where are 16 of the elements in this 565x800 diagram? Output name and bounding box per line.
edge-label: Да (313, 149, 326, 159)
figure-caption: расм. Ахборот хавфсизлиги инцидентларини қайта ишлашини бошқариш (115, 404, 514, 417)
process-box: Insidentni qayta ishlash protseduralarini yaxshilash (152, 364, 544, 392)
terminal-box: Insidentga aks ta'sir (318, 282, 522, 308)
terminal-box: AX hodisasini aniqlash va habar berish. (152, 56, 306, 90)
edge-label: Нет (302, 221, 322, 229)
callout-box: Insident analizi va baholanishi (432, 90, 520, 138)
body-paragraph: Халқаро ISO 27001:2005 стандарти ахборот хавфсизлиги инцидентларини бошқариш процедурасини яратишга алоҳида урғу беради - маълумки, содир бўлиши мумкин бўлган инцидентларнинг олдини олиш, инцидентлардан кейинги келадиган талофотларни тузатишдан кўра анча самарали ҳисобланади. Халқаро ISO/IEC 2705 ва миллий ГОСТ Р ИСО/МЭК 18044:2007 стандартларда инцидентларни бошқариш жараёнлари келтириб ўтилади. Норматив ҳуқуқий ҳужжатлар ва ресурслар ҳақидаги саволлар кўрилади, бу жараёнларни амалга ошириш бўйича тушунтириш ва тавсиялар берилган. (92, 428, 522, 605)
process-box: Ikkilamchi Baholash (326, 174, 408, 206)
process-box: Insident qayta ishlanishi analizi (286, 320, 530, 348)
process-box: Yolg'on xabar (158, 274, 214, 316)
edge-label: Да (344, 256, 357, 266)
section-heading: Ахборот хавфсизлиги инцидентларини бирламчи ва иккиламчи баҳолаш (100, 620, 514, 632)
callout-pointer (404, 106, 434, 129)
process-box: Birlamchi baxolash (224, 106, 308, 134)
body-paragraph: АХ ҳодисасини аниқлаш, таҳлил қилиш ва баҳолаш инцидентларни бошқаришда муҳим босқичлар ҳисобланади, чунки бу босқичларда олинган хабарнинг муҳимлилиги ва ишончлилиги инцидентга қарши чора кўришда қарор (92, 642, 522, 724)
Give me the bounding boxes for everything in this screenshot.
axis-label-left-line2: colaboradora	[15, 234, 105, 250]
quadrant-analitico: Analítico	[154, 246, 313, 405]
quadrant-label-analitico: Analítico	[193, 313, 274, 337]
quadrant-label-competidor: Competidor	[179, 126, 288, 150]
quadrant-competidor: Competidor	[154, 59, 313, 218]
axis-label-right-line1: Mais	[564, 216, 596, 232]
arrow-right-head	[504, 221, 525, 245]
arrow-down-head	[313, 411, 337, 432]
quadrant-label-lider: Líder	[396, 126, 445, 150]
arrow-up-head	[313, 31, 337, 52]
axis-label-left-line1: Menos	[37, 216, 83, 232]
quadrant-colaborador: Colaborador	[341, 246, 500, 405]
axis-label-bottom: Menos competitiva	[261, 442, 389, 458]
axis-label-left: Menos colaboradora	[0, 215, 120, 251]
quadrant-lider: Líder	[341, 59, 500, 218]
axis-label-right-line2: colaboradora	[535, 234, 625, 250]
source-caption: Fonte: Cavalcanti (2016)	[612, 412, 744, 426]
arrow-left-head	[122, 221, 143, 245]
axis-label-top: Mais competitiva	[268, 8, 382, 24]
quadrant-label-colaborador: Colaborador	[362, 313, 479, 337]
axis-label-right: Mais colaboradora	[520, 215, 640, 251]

_WHAT YOU ARE ASKED TO DO_. Count the lines of the data above that contain the string "Analítico". Reply with the number alone.

_RESPONSE BELOW_. 2